■ **Written instruction**
Swap "country-cell" for "country-box" in the items from the start up to and including the line with "country-name-line <box>203 447 224 457</box>", and write out only those lines again with nothing else changed.

--- begin ---

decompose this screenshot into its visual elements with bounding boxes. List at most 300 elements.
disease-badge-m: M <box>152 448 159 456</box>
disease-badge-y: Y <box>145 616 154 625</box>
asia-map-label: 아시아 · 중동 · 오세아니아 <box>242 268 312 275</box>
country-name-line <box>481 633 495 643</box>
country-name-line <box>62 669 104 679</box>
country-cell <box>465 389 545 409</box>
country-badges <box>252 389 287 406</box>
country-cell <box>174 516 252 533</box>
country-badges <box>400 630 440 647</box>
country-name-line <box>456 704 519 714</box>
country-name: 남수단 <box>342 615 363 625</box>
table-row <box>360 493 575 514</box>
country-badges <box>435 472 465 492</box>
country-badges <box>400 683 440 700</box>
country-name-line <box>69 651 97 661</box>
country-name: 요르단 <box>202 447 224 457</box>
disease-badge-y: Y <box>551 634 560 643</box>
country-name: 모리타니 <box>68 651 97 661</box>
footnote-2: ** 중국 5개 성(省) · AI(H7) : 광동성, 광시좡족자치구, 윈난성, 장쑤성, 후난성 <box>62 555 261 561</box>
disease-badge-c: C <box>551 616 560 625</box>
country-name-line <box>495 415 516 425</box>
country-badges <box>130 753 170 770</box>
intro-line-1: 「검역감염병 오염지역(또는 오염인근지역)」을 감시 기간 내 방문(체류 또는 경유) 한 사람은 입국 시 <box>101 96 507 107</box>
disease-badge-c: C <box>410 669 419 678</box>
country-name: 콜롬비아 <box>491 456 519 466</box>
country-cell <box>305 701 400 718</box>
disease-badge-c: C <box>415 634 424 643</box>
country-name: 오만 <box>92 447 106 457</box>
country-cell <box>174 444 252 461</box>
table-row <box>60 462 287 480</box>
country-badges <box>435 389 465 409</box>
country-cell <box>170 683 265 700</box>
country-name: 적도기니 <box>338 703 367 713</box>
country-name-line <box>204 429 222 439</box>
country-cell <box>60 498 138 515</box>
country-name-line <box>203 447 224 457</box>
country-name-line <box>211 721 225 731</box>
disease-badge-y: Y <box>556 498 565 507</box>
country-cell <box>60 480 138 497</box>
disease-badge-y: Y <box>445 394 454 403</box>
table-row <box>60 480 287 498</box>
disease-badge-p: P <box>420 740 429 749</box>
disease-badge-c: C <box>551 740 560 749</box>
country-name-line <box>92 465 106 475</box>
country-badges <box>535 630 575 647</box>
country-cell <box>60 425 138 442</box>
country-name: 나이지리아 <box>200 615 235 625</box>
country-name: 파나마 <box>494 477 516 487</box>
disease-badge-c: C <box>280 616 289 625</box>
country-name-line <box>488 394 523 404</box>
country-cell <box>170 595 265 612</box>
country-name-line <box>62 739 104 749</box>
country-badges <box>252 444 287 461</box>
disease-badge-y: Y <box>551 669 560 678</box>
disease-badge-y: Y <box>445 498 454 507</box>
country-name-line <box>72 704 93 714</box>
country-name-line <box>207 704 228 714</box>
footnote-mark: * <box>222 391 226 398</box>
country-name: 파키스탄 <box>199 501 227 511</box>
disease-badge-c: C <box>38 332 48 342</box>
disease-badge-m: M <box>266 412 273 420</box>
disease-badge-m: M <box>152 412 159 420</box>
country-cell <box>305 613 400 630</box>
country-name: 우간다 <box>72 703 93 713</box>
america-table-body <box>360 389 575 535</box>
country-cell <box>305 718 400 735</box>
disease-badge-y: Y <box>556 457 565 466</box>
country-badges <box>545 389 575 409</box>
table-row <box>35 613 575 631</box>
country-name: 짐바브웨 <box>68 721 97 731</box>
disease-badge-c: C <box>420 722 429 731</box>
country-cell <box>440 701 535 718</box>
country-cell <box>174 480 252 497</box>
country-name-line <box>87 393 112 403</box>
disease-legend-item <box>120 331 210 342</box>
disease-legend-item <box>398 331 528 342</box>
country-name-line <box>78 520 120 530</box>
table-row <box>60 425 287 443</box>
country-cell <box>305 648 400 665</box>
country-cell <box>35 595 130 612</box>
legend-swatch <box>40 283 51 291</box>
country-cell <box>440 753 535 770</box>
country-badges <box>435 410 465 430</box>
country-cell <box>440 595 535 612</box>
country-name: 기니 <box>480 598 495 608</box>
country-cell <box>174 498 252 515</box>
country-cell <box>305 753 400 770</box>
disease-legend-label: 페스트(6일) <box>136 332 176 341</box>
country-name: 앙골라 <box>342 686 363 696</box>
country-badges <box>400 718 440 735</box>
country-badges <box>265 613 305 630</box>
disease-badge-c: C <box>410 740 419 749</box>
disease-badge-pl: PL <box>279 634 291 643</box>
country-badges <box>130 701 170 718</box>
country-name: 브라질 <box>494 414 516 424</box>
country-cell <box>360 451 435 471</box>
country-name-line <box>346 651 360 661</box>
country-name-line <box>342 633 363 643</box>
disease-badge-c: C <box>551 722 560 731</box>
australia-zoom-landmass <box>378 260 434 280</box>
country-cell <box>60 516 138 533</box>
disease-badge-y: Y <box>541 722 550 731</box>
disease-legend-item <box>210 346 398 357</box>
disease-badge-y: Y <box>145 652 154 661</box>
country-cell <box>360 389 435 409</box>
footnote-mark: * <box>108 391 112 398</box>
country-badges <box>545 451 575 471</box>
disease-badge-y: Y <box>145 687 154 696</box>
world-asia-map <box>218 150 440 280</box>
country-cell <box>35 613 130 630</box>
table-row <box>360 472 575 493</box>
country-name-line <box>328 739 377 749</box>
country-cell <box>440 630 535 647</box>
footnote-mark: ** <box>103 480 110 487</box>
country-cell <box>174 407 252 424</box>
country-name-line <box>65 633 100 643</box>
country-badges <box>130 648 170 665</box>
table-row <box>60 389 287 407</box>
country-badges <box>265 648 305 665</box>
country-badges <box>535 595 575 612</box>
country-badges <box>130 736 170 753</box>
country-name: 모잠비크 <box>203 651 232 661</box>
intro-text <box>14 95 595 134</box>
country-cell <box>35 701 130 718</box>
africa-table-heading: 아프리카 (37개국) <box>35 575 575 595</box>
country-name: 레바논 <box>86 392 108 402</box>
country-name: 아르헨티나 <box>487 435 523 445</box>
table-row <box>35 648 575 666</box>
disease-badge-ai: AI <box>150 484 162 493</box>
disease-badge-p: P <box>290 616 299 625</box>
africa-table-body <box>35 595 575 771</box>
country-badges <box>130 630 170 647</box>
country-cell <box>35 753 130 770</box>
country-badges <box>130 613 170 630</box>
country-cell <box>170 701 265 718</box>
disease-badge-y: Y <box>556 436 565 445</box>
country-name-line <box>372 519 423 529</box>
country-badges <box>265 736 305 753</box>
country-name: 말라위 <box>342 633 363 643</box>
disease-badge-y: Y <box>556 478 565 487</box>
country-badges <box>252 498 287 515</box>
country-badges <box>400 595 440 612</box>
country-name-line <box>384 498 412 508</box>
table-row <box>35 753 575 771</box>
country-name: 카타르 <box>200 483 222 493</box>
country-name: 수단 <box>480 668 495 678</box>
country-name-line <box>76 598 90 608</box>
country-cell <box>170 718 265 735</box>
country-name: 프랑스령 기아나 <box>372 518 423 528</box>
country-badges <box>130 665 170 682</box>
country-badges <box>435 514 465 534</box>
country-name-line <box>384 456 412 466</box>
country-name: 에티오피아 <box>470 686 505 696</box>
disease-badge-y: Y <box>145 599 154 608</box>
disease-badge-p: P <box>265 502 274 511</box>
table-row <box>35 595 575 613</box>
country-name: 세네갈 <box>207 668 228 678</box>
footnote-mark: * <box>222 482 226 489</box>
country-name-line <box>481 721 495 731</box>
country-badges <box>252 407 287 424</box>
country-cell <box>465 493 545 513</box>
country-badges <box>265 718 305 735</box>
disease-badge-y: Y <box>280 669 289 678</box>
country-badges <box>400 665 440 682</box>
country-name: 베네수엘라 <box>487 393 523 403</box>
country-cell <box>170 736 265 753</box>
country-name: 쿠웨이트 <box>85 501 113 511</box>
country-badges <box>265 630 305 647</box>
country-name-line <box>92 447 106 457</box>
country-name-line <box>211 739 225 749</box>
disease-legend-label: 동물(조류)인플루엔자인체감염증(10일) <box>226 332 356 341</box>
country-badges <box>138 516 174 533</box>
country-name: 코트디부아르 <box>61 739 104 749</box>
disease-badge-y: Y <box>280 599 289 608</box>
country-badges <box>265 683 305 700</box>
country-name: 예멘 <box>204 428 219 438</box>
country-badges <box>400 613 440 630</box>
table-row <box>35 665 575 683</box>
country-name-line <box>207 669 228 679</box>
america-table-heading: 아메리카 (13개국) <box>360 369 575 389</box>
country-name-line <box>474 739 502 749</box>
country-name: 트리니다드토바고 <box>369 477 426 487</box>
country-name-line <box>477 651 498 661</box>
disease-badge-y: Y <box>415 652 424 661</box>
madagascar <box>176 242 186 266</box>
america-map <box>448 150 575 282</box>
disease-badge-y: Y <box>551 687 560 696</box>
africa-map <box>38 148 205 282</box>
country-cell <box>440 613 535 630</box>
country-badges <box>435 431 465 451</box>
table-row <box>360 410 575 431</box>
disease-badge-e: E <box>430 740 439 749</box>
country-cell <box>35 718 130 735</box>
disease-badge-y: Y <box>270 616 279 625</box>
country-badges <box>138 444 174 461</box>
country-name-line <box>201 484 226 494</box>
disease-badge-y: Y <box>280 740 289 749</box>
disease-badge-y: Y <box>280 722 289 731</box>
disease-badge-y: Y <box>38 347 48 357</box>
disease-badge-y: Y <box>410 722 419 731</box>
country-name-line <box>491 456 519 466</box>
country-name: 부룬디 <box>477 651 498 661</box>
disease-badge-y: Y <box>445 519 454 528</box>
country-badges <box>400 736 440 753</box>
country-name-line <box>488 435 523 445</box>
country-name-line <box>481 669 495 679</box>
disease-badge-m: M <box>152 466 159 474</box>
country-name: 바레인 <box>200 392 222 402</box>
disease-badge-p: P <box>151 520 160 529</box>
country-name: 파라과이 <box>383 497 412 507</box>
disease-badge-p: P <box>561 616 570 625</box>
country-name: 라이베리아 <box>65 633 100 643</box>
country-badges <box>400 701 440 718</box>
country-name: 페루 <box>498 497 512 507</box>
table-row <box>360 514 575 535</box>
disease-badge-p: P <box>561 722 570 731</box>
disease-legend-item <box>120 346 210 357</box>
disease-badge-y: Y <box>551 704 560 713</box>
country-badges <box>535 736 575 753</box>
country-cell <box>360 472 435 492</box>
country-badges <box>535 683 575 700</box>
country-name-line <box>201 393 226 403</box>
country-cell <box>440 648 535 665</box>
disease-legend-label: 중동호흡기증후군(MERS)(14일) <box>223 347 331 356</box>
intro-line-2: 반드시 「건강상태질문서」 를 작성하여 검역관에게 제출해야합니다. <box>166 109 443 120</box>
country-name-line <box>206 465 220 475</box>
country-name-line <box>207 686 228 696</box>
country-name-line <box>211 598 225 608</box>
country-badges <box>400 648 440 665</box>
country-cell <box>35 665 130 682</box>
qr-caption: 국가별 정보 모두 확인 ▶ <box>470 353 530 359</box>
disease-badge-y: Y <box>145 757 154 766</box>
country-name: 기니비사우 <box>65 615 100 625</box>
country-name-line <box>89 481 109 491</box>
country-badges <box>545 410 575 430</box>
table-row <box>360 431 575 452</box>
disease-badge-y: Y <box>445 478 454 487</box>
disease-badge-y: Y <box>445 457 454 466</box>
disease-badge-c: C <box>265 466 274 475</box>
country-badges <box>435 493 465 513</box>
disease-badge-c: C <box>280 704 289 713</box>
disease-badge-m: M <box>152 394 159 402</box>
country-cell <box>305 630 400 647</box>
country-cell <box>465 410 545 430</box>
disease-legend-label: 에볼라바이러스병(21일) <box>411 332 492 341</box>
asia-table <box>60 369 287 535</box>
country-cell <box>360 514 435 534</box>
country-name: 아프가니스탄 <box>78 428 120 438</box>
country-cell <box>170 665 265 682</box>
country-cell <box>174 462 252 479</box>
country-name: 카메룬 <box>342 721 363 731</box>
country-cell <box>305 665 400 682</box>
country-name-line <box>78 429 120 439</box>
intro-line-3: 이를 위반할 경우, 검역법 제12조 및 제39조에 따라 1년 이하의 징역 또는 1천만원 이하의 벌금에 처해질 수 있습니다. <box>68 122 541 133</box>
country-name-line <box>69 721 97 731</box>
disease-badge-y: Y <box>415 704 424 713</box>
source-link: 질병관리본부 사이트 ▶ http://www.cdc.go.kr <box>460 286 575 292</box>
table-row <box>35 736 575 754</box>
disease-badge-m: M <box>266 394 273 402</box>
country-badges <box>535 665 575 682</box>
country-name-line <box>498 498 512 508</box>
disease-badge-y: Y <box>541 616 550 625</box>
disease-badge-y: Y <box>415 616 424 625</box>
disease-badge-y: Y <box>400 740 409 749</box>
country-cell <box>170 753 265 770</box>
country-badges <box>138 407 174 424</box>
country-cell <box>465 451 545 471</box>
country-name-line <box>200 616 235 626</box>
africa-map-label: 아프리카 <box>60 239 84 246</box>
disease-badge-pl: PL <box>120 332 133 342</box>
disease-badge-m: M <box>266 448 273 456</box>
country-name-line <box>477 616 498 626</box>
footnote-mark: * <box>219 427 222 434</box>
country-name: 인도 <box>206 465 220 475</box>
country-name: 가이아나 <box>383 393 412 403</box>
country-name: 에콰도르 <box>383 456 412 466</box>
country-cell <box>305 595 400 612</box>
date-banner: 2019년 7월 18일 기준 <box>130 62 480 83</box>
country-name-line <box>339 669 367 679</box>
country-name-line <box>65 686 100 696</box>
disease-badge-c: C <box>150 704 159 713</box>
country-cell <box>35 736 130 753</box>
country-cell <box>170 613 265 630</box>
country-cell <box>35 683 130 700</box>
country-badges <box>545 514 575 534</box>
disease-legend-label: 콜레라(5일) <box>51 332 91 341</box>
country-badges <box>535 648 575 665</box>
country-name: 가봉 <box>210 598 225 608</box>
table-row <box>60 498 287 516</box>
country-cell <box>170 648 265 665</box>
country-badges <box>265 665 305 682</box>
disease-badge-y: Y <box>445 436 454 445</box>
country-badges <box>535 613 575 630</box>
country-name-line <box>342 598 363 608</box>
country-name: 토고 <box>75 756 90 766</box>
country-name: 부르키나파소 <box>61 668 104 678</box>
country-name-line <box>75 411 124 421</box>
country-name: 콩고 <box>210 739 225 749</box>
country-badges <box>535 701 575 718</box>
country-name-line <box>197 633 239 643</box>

--- end ---

■ **The output**
decompose this screenshot into its visual elements with bounding boxes. List at most 300 elements.
disease-badge-m: M <box>152 448 159 456</box>
disease-badge-y: Y <box>145 616 154 625</box>
asia-map-label: 아시아 · 중동 · 오세아니아 <box>242 268 312 275</box>
country-name-line <box>481 633 495 643</box>
country-name-line <box>62 669 104 679</box>
country-box <box>465 389 545 409</box>
country-badges <box>252 389 287 406</box>
country-box <box>174 516 252 533</box>
country-badges <box>400 630 440 647</box>
country-name-line <box>456 704 519 714</box>
country-name: 남수단 <box>342 615 363 625</box>
table-row <box>360 493 575 514</box>
country-badges <box>435 472 465 492</box>
country-badges <box>400 683 440 700</box>
country-name-line <box>69 651 97 661</box>
country-name: 요르단 <box>202 447 224 457</box>
disease-badge-y: Y <box>551 634 560 643</box>
country-name: 모리타니 <box>68 651 97 661</box>
footnote-2: ** 중국 5개 성(省) · AI(H7) : 광동성, 광시좡족자치구, 윈난성, 장쑤성, 후난성 <box>62 555 261 561</box>
disease-badge-c: C <box>551 616 560 625</box>
country-name-line <box>495 415 516 425</box>
country-badges <box>130 753 170 770</box>
intro-line-1: 「검역감염병 오염지역(또는 오염인근지역)」을 감시 기간 내 방문(체류 또는 경유) 한 사람은 입국 시 <box>101 96 507 107</box>
disease-badge-c: C <box>410 669 419 678</box>
country-name: 콜롬비아 <box>491 456 519 466</box>
country-box <box>305 701 400 718</box>
disease-badge-c: C <box>415 634 424 643</box>
country-name: 오만 <box>92 447 106 457</box>
country-box <box>174 444 252 461</box>
table-row <box>60 462 287 480</box>
country-badges <box>435 389 465 409</box>
country-box <box>170 683 265 700</box>
country-name: 적도기니 <box>338 703 367 713</box>
country-name-line <box>204 429 222 439</box>
country-box <box>60 498 138 515</box>
country-name-line <box>203 447 224 457</box>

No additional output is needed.